• **THE PROBLEM**
Your task is to give the data again, exactly, with every line intact.

START EXTRACTED RECORDS

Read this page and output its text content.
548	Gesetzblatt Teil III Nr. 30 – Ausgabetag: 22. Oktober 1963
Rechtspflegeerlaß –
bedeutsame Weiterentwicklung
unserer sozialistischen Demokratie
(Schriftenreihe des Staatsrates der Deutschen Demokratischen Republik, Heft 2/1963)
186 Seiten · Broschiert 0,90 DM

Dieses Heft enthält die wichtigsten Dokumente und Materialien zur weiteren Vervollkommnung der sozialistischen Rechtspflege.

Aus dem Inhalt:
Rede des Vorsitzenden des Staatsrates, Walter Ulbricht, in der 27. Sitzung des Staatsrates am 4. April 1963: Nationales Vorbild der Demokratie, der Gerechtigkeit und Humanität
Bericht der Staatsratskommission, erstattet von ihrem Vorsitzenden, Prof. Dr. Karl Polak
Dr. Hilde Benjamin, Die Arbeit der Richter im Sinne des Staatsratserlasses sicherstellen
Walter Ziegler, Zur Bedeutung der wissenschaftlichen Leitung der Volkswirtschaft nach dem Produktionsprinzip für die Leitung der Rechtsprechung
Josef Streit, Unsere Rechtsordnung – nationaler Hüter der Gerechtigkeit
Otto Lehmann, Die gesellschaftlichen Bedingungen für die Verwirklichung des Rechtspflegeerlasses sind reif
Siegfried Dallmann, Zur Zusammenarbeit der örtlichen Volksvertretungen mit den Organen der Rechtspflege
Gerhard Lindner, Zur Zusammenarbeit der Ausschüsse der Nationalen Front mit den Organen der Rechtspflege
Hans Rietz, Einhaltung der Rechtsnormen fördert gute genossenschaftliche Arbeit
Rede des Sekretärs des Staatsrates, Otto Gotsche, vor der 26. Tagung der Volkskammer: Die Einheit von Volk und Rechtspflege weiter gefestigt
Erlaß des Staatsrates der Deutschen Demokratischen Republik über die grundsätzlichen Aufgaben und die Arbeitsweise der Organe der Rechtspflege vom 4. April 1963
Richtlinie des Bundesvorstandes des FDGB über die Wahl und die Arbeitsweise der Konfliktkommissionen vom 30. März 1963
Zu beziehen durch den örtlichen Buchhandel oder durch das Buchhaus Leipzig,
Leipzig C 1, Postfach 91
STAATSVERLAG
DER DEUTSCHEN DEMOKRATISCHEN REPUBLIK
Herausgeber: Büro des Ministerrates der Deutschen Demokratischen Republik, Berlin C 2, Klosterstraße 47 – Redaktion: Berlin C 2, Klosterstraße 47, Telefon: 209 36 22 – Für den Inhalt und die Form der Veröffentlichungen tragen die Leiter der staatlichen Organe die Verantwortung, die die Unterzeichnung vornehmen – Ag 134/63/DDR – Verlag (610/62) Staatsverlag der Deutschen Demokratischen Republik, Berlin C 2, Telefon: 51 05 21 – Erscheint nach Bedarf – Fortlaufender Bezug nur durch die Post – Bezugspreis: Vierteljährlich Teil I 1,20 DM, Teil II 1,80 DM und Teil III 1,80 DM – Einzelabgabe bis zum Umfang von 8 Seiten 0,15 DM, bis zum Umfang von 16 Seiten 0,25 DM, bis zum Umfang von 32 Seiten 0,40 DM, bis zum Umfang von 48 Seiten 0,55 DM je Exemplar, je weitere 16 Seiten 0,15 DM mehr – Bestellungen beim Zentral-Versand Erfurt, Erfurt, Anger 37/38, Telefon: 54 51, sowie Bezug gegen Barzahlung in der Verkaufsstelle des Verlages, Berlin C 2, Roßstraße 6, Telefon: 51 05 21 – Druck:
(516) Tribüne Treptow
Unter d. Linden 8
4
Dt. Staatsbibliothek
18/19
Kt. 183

END EXTRACTED RECORDS

• **SOLUTION FOR THIS PROBLEM**
Read this page and output its text content.
548	Gesetzblatt Teil III Nr. 30 – Ausgabetag: 22. Oktober 1963
Rechtspflegeerlaß –
bedeutsame Weiterentwicklung
unserer sozialistischen Demokratie
(Schriftenreihe des Staatsrates der Deutschen Demokratischen Republik, Heft 2/1963)
186 Seiten · Broschiert 0,90 DM

Dieses Heft enthält die wichtigsten Dokumente und Materialien zur weiteren Vervollkommnung der sozialistischen Rechtspflege.

Aus dem Inhalt:
Rede des Vorsitzenden des Staatsrates, Walter Ulbricht, in der 27. Sitzung des Staatsrates am 4. April 1963: Nationales Vorbild der Demokratie, der Gerechtigkeit und Humanität
Bericht der Staatsratskommission, erstattet von ihrem Vorsitzenden, Prof. Dr. Karl Polak
Dr. Hilde Benjamin, Die Arbeit der Richter im Sinne des Staatsratserlasses sicherstellen
Walter Ziegler, Zur Bedeutung der wissenschaftlichen Leitung der Volkswirtschaft nach dem Produktionsprinzip für die Leitung der Rechtsprechung
Josef Streit, Unsere Rechtsordnung – nationaler Hüter der Gerechtigkeit
Otto Lehmann, Die gesellschaftlichen Bedingungen für die Verwirklichung des Rechtspflegeerlasses sind reif
Siegfried Dallmann, Zur Zusammenarbeit der örtlichen Volksvertretungen mit den Organen der Rechtspflege
Gerhard Lindner, Zur Zusammenarbeit der Ausschüsse der Nationalen Front mit den Organen der Rechtspflege
Hans Rietz, Einhaltung der Rechtsnormen fördert gute genossenschaftliche Arbeit
Rede des Sekretärs des Staatsrates, Otto Gotsche, vor der 26. Tagung der Volkskammer: Die Einheit von Volk und Rechtspflege weiter gefestigt
Erlaß des Staatsrates der Deutschen Demokratischen Republik über die grundsätzlichen Aufgaben und die Arbeitsweise der Organe der Rechtspflege vom 4. April 1963
Richtlinie des Bundesvorstandes des FDGB über die Wahl und die Arbeitsweise der Konfliktkommissionen vom 30. März 1963
Zu beziehen durch den örtlichen Buchhandel oder durch das Buchhaus Leipzig,
Leipzig C 1, Postfach 91
STAATSVERLAG
DER DEUTSCHEN DEMOKRATISCHEN REPUBLIK
Herausgeber: Büro des Ministerrates der Deutschen Demokratischen Republik, Berlin C 2, Klosterstraße 47 – Redaktion: Berlin C 2, Klosterstraße 47, Telefon: 209 36 22 – Für den Inhalt und die Form der Veröffentlichungen tragen die Leiter der staatlichen Organe die Verantwortung, die die Unterzeichnung vornehmen – Ag 134/63/DDR – Verlag (610/62) Staatsverlag der Deutschen Demokratischen Republik, Berlin C 2, Telefon: 51 05 21 – Erscheint nach Bedarf – Fortlaufender Bezug nur durch die Post – Bezugspreis: Vierteljährlich Teil I 1,20 DM, Teil II 1,80 DM und Teil III 1,80 DM – Einzelabgabe bis zum Umfang von 8 Seiten 0,15 DM, bis zum Umfang von 16 Seiten 0,25 DM, bis zum Umfang von 32 Seiten 0,40 DM, bis zum Umfang von 48 Seiten 0,55 DM je Exemplar, je weitere 16 Seiten 0,15 DM mehr – Bestellungen beim Zentral-Versand Erfurt, Erfurt, Anger 37/38, Telefon: 54 51, sowie Bezug gegen Barzahlung in der Verkaufsstelle des Verlages, Berlin C 2, Roßstraße 6, Telefon: 51 05 21 – Druck:
(516) Tribüne Treptow
Unter d. Linden 8
4
Dt. Staatsbibliothek
18/19
Kt. 183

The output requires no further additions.